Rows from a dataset
+++

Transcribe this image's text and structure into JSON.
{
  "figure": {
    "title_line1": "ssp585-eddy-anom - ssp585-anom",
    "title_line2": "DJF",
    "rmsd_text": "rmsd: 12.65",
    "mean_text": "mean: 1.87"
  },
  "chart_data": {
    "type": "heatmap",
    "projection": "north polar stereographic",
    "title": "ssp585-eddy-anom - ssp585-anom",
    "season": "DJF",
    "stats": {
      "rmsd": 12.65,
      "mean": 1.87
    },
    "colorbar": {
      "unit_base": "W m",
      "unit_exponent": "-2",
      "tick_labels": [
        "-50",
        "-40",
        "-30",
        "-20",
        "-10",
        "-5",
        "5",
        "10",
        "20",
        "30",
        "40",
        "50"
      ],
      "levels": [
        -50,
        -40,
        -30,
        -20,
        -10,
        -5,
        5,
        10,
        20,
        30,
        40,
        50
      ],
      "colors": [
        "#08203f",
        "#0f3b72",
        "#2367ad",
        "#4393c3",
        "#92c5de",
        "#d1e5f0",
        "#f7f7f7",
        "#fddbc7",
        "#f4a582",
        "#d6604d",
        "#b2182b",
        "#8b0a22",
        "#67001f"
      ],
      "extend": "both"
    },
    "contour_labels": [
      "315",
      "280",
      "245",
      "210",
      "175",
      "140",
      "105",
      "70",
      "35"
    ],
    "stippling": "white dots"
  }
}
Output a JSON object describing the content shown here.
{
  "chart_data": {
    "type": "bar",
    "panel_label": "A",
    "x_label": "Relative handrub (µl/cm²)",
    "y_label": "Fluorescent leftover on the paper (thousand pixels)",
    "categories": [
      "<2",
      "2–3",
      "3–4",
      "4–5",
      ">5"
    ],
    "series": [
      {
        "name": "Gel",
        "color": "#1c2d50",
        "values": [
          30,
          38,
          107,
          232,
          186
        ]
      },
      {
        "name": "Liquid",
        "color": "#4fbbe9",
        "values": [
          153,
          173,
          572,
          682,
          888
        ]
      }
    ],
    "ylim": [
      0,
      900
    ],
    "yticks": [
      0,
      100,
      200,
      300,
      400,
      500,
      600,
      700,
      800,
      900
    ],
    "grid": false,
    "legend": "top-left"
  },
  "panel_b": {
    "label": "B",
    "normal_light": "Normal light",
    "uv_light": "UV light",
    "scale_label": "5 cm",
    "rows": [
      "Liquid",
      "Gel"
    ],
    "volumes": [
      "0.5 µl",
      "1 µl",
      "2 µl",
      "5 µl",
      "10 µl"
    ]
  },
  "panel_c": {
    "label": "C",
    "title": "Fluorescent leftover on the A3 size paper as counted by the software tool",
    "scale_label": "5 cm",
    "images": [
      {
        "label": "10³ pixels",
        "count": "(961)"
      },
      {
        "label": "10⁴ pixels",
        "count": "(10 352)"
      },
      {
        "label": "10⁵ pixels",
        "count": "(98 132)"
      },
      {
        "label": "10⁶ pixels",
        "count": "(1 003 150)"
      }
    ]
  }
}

+++

Look through the data and show every line containing "JSON".

_Complete output_:
Transcribe this image's text and structure into JSON.
Output a JSON object describing the content shown here.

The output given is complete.